§ **Task prompt**
Return every line of the listing below unchanged, leaving out the pictures.

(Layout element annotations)
______________________________
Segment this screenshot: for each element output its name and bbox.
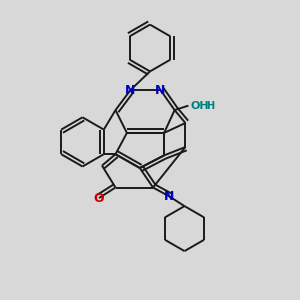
Text: N: N bbox=[155, 83, 166, 97]
Text: OH: OH bbox=[190, 100, 209, 111]
Text: H: H bbox=[206, 101, 215, 111]
Text: N: N bbox=[164, 190, 175, 203]
Text: N: N bbox=[125, 83, 136, 97]
Text: O: O bbox=[94, 191, 104, 205]
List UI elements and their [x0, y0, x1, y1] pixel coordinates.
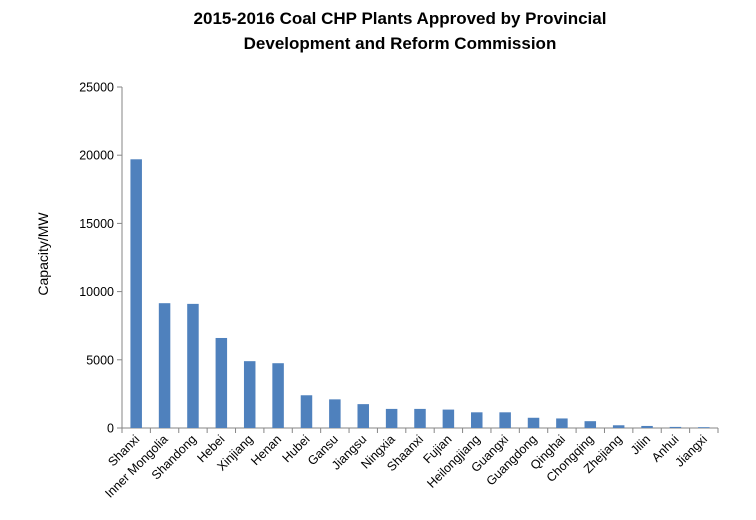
______________________________
§ **Completed exercise**
Segment this screenshot: for each element output its name and bbox.
Text: N: N bbox=[155, 83, 166, 97]
Text: OH: OH bbox=[190, 100, 209, 111]
Text: H: H bbox=[206, 101, 215, 111]
Text: N: N bbox=[164, 190, 175, 203]
Text: N: N bbox=[125, 83, 136, 97]
Text: O: O bbox=[94, 191, 104, 205]
List UI elements and their [x0, y0, x1, y1] pixel coordinates.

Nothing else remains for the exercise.